Tally up the lines where the string "counts" appears; reply with the number only.

--- Start of MATERIAL ---

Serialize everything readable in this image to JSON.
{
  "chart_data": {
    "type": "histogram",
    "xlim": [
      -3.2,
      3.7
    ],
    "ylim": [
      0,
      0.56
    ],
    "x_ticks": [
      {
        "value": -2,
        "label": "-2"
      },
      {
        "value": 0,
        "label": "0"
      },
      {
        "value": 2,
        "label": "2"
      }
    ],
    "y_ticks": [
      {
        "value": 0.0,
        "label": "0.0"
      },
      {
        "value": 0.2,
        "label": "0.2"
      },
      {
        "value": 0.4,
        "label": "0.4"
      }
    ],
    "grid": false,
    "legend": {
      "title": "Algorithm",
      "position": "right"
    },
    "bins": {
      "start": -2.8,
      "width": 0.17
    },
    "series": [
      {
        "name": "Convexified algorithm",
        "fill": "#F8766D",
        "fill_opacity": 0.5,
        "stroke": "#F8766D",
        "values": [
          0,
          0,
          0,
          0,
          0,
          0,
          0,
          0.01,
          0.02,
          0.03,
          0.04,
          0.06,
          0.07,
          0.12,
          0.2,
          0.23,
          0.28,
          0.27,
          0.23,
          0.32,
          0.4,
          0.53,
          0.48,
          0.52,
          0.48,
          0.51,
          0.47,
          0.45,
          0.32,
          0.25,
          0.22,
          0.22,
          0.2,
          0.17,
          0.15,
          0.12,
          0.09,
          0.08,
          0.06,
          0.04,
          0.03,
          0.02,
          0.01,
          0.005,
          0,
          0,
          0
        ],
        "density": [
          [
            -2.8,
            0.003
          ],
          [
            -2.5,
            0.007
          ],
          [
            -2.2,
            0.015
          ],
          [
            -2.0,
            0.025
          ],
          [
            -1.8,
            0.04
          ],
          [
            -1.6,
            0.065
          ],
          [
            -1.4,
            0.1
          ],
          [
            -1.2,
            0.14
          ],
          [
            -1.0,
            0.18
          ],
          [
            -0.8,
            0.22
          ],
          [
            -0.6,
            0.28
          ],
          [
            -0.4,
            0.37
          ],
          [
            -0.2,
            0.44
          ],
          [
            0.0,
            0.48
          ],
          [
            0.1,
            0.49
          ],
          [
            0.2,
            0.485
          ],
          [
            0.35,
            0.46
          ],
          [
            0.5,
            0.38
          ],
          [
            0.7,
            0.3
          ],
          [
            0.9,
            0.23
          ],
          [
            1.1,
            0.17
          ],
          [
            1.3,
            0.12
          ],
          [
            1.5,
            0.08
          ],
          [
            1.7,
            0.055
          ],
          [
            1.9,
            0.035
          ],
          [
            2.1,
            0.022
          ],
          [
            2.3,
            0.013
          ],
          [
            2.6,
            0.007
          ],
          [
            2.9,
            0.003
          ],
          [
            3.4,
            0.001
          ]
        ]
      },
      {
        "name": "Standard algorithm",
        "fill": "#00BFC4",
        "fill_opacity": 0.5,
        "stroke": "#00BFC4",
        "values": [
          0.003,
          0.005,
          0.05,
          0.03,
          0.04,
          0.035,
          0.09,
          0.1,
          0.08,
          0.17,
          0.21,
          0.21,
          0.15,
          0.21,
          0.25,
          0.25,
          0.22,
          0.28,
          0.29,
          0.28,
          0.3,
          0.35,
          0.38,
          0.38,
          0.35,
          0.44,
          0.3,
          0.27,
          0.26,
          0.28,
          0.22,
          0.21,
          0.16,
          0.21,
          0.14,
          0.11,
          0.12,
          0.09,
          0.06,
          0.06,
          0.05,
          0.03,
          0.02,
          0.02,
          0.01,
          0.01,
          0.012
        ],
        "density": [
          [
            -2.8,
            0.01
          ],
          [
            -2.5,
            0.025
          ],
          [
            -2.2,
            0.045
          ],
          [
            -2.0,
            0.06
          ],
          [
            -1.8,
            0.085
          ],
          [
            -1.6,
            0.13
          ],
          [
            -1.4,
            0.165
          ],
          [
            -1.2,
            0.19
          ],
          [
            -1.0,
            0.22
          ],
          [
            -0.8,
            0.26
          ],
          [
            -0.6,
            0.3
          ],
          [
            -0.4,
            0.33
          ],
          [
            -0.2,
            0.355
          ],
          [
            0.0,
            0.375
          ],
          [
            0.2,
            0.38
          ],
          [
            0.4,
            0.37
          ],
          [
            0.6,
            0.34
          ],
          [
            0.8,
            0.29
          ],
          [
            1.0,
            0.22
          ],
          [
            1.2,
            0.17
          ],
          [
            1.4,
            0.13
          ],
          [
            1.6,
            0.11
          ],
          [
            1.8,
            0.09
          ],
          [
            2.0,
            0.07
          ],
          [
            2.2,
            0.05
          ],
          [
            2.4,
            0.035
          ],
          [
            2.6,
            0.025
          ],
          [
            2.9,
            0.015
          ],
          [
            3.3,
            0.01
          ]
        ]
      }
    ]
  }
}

--- End of MATERIAL ---
--- Start of MATERIAL ---

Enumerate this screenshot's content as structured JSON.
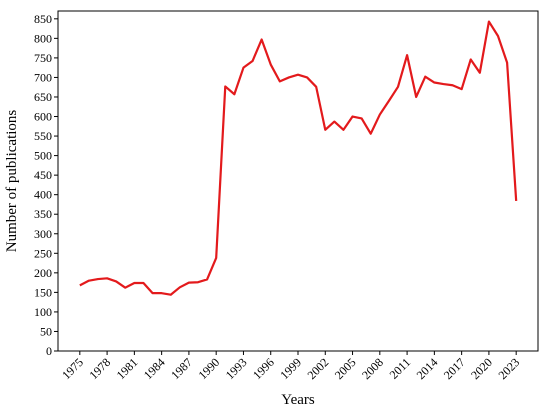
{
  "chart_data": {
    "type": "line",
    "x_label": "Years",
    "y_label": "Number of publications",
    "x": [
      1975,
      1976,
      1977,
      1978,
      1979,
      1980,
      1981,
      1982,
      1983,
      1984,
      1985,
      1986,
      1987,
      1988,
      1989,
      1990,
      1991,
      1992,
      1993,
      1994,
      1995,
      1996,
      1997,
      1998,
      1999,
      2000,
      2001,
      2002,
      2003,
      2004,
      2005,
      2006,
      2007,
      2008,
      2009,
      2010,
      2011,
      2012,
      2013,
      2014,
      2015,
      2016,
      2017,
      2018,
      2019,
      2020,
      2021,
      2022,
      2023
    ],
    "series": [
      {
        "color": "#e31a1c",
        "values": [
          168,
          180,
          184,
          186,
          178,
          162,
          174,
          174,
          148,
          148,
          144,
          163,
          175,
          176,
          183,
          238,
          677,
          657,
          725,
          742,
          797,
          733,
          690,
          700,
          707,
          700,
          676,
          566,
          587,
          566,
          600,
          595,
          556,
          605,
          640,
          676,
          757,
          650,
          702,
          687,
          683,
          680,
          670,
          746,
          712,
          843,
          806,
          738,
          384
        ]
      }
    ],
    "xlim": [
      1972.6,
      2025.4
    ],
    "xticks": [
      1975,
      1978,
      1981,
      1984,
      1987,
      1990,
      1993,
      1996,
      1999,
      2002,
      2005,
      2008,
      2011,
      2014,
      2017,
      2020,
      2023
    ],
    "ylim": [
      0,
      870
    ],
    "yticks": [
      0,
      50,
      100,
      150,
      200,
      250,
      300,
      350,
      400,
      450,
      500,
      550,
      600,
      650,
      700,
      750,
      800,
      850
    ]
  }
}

--- End of MATERIAL ---
--- Start of MATERIAL ---

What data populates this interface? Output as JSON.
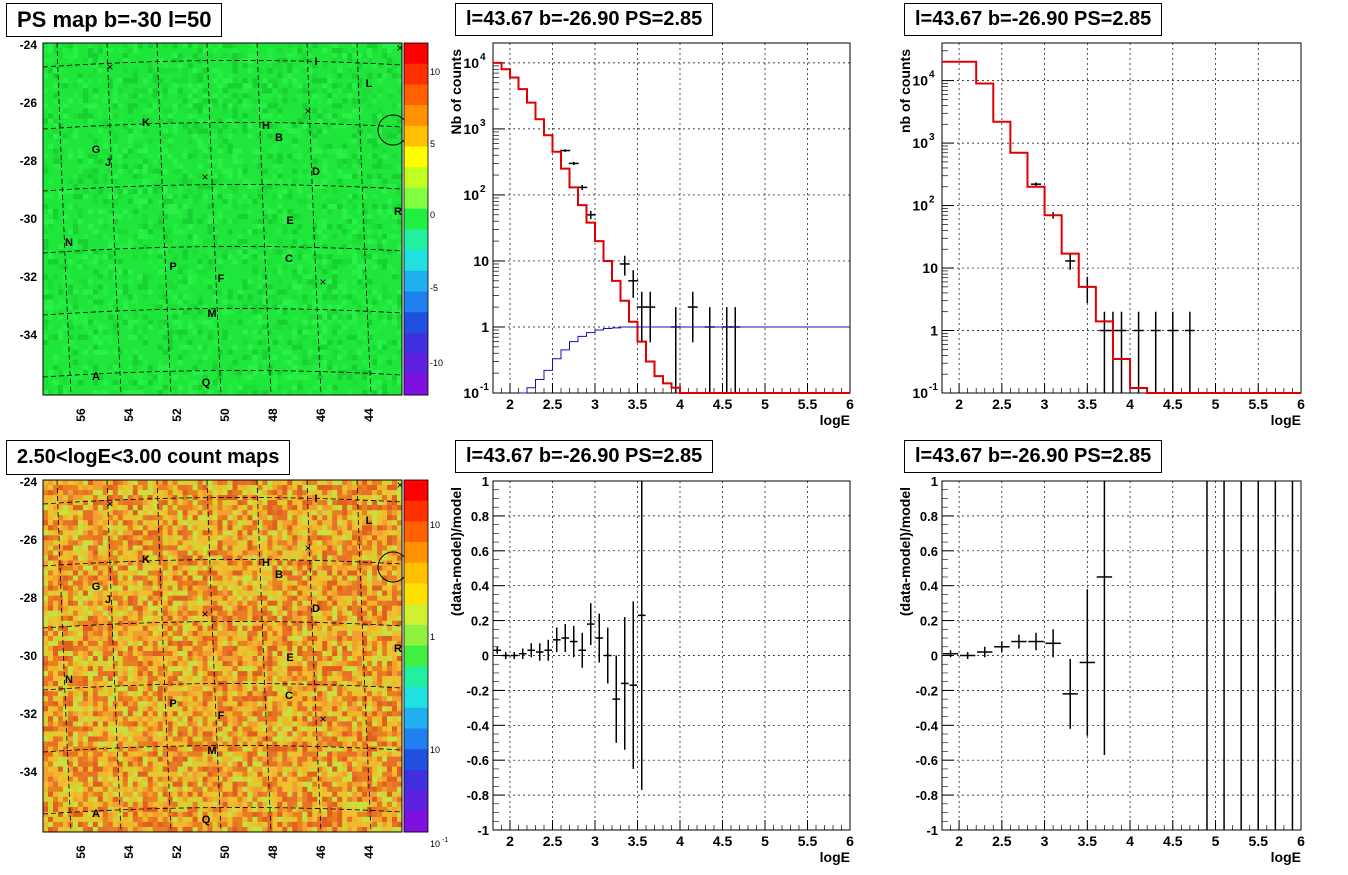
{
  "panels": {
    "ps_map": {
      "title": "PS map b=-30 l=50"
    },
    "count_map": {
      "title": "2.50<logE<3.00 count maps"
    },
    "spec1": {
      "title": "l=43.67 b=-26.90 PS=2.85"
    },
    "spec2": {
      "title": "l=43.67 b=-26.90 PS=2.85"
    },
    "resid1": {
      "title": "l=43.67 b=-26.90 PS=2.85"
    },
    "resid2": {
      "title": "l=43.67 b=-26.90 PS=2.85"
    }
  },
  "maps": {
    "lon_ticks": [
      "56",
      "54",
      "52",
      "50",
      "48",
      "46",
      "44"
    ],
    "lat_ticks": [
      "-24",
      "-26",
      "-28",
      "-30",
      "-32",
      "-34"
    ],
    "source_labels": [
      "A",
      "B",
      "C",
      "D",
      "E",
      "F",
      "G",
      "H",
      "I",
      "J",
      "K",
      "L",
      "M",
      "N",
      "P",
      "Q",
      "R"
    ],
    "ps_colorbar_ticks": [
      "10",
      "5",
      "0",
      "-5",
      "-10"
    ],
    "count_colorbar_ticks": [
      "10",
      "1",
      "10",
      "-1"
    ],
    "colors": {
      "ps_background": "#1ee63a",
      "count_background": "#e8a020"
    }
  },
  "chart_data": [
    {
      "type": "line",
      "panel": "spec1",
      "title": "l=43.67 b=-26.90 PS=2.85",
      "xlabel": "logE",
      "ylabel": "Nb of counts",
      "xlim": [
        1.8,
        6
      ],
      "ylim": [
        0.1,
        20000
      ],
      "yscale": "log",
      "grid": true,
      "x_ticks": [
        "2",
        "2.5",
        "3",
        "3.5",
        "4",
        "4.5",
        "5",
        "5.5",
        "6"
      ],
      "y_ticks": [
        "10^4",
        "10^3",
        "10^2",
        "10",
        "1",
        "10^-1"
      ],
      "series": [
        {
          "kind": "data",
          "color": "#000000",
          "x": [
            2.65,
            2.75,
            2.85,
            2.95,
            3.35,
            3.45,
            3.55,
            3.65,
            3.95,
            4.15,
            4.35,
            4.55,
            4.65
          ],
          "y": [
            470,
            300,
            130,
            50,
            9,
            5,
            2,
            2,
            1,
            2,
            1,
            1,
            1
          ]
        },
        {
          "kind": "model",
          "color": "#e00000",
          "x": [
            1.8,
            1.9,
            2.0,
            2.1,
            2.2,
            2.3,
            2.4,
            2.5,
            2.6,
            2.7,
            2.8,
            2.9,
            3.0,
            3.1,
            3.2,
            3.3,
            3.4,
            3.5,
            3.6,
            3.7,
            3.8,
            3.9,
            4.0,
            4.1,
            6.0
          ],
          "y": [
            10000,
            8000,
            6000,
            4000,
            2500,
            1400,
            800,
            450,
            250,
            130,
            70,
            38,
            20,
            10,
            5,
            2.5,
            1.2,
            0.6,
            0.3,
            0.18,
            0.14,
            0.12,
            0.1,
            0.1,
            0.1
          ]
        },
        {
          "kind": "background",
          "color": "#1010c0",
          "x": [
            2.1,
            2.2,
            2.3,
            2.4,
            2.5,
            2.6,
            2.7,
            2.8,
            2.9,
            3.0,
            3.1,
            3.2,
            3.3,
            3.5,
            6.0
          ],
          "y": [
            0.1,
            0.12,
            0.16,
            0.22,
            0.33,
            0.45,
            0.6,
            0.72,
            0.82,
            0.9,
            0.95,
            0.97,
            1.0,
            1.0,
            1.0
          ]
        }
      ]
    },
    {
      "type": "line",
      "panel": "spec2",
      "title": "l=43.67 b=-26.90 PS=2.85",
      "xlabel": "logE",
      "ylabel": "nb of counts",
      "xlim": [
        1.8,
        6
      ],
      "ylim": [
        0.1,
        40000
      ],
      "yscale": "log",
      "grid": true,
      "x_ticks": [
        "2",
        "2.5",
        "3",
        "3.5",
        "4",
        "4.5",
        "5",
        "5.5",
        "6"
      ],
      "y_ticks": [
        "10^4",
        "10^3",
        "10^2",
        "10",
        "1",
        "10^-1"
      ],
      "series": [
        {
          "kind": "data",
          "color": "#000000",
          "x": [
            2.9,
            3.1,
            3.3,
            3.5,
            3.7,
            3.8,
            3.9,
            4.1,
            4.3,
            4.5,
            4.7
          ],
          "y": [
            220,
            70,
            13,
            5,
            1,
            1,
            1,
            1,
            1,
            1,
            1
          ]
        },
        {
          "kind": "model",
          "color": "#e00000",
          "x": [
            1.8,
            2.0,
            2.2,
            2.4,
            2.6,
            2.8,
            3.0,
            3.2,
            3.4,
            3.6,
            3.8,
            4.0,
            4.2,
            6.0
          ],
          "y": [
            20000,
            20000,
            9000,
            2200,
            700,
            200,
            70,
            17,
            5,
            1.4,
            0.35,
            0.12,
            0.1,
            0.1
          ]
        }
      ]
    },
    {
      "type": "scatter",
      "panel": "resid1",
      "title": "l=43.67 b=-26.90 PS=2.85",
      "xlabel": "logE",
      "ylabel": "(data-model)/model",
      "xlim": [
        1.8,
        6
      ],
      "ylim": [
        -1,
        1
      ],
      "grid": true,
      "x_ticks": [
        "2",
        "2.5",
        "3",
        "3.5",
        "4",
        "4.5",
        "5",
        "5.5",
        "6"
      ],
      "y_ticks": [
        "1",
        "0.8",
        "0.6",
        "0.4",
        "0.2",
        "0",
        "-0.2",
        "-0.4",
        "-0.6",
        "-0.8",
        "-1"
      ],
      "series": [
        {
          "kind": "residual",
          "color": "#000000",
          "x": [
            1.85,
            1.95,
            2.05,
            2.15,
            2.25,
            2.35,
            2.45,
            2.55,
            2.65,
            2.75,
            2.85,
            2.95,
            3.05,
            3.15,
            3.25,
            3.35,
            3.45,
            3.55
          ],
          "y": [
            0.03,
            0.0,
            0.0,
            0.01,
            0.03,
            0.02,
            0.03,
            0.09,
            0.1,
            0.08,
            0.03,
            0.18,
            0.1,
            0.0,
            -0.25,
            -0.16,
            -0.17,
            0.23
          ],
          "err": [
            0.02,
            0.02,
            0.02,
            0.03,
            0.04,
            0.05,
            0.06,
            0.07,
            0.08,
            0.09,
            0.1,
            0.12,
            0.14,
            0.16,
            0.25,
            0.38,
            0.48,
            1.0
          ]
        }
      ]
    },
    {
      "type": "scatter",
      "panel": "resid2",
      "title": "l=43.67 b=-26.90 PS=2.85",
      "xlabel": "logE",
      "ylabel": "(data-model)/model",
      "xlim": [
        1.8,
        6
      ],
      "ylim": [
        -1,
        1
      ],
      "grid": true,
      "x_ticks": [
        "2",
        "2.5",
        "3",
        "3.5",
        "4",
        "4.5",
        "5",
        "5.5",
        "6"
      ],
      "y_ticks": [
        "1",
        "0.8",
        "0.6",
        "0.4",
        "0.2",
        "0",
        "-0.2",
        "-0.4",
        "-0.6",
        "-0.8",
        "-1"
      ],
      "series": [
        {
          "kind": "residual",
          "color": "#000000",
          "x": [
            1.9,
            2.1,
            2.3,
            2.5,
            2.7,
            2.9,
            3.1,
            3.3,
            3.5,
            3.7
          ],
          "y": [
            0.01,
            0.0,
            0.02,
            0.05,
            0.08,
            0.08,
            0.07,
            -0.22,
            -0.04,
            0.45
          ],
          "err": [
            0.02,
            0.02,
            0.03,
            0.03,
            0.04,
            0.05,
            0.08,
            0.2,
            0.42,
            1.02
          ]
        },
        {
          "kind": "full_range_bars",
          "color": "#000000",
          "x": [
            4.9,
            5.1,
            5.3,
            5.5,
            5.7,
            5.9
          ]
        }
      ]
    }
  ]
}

--- End of MATERIAL ---

• TASK RESPONSE
2